◆ Task to carry out:
Will you give the material below again, every line exactly as it is?

◆ Records for this task:
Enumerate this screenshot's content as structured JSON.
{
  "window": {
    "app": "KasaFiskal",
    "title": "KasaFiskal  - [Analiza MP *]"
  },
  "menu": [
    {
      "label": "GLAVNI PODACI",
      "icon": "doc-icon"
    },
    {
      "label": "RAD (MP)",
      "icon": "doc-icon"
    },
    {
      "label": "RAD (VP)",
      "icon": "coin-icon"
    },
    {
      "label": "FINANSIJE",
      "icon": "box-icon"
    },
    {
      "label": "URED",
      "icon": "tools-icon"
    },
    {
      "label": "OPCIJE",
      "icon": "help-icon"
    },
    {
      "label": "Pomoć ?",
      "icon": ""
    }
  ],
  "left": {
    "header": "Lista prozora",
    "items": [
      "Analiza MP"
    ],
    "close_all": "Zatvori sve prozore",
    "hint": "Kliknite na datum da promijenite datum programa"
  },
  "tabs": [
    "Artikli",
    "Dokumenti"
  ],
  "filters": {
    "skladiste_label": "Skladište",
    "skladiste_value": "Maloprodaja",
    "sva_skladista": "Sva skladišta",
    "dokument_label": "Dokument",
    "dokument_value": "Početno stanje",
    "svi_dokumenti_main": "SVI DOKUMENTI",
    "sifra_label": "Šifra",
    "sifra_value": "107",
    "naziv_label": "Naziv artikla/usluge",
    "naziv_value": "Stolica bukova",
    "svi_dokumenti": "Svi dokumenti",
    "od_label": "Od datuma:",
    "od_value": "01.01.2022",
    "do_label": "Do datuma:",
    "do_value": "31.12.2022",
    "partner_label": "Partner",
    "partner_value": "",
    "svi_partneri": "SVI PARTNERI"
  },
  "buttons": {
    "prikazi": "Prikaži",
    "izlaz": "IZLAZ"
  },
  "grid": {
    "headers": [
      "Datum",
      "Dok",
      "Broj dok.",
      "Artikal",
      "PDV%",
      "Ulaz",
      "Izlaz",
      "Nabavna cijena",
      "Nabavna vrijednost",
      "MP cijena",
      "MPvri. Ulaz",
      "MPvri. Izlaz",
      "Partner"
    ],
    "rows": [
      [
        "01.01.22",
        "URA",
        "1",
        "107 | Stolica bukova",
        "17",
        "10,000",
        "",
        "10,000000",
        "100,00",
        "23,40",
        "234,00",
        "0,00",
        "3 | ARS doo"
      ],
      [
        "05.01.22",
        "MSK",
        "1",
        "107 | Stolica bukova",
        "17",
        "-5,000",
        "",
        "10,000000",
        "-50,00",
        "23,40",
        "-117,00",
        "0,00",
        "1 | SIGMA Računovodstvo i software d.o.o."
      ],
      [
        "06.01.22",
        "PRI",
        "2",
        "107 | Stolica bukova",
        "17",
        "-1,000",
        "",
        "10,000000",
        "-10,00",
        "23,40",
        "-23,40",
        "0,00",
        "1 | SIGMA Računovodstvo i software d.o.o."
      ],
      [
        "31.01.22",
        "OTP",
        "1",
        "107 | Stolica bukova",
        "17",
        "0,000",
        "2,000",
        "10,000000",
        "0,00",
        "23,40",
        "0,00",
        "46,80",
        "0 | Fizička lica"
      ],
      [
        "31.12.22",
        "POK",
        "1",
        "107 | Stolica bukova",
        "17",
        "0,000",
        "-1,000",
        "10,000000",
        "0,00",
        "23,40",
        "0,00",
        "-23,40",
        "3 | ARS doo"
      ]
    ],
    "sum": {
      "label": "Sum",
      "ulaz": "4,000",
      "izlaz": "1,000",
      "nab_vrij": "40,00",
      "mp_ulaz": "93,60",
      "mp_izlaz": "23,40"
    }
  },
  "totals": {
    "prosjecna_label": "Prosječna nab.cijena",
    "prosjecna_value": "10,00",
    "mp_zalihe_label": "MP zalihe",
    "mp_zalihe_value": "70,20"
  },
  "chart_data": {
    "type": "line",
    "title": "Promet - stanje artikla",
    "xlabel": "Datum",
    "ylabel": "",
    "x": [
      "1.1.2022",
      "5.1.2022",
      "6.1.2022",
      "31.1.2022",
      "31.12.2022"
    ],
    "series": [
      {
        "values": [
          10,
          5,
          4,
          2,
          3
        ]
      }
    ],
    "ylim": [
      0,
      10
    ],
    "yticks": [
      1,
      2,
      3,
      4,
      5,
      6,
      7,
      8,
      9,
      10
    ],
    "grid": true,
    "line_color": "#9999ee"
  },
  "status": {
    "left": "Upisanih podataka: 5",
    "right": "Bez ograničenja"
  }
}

◆ Expected answer:
Enumerate this screenshot's content as structured JSON.
{
  "window": {
    "app": "KasaFiskal",
    "title": "KasaFiskal  - [Analiza MP *]"
  },
  "menu": [
    {
      "label": "GLAVNI PODACI",
      "icon": "doc-icon"
    },
    {
      "label": "RAD (MP)",
      "icon": "doc-icon"
    },
    {
      "label": "RAD (VP)",
      "icon": "coin-icon"
    },
    {
      "label": "FINANSIJE",
      "icon": "box-icon"
    },
    {
      "label": "URED",
      "icon": "tools-icon"
    },
    {
      "label": "OPCIJE",
      "icon": "help-icon"
    },
    {
      "label": "Pomoć ?",
      "icon": ""
    }
  ],
  "left": {
    "header": "Lista prozora",
    "items": [
      "Analiza MP"
    ],
    "close_all": "Zatvori sve prozore",
    "hint": "Kliknite na datum da promijenite datum programa"
  },
  "tabs": [
    "Artikli",
    "Dokumenti"
  ],
  "filters": {
    "skladiste_label": "Skladište",
    "skladiste_value": "Maloprodaja",
    "sva_skladista": "Sva skladišta",
    "dokument_label": "Dokument",
    "dokument_value": "Početno stanje",
    "svi_dokumenti_main": "SVI DOKUMENTI",
    "sifra_label": "Šifra",
    "sifra_value": "107",
    "naziv_label": "Naziv artikla/usluge",
    "naziv_value": "Stolica bukova",
    "svi_dokumenti": "Svi dokumenti",
    "od_label": "Od datuma:",
    "od_value": "01.01.2022",
    "do_label": "Do datuma:",
    "do_value": "31.12.2022",
    "partner_label": "Partner",
    "partner_value": "",
    "svi_partneri": "SVI PARTNERI"
  },
  "buttons": {
    "prikazi": "Prikaži",
    "izlaz": "IZLAZ"
  },
  "grid": {
    "headers": [
      "Datum",
      "Dok",
      "Broj dok.",
      "Artikal",
      "PDV%",
      "Ulaz",
      "Izlaz",
      "Nabavna cijena",
      "Nabavna vrijednost",
      "MP cijena",
      "MPvri. Ulaz",
      "MPvri. Izlaz",
      "Partner"
    ],
    "rows": [
      [
        "01.01.22",
        "URA",
        "1",
        "107 | Stolica bukova",
        "17",
        "10,000",
        "",
        "10,000000",
        "100,00",
        "23,40",
        "234,00",
        "0,00",
        "3 | ARS doo"
      ],
      [
        "05.01.22",
        "MSK",
        "1",
        "107 | Stolica bukova",
        "17",
        "-5,000",
        "",
        "10,000000",
        "-50,00",
        "23,40",
        "-117,00",
        "0,00",
        "1 | SIGMA Računovodstvo i software d.o.o."
      ],
      [
        "06.01.22",
        "PRI",
        "2",
        "107 | Stolica bukova",
        "17",
        "-1,000",
        "",
        "10,000000",
        "-10,00",
        "23,40",
        "-23,40",
        "0,00",
        "1 | SIGMA Računovodstvo i software d.o.o."
      ],
      [
        "31.01.22",
        "OTP",
        "1",
        "107 | Stolica bukova",
        "17",
        "0,000",
        "2,000",
        "10,000000",
        "0,00",
        "23,40",
        "0,00",
        "46,80",
        "0 | Fizička lica"
      ],
      [
        "31.12.22",
        "POK",
        "1",
        "107 | Stolica bukova",
        "17",
        "0,000",
        "-1,000",
        "10,000000",
        "0,00",
        "23,40",
        "0,00",
        "-23,40",
        "3 | ARS doo"
      ]
    ],
    "sum": {
      "label": "Sum",
      "ulaz": "4,000",
      "izlaz": "1,000",
      "nab_vrij": "40,00",
      "mp_ulaz": "93,60",
      "mp_izlaz": "23,40"
    }
  },
  "totals": {
    "prosjecna_label": "Prosječna nab.cijena",
    "prosjecna_value": "10,00",
    "mp_zalihe_label": "MP zalihe",
    "mp_zalihe_value": "70,20"
  },
  "chart_data": {
    "type": "line",
    "title": "Promet - stanje artikla",
    "xlabel": "Datum",
    "ylabel": "",
    "x": [
      "1.1.2022",
      "5.1.2022",
      "6.1.2022",
      "31.1.2022",
      "31.12.2022"
    ],
    "series": [
      {
        "values": [
          10,
          5,
          4,
          2,
          3
        ]
      }
    ],
    "ylim": [
      0,
      10
    ],
    "yticks": [
      1,
      2,
      3,
      4,
      5,
      6,
      7,
      8,
      9,
      10
    ],
    "grid": true,
    "line_color": "#9999ee"
  },
  "status": {
    "left": "Upisanih podataka: 5",
    "right": "Bez ograničenja"
  }
}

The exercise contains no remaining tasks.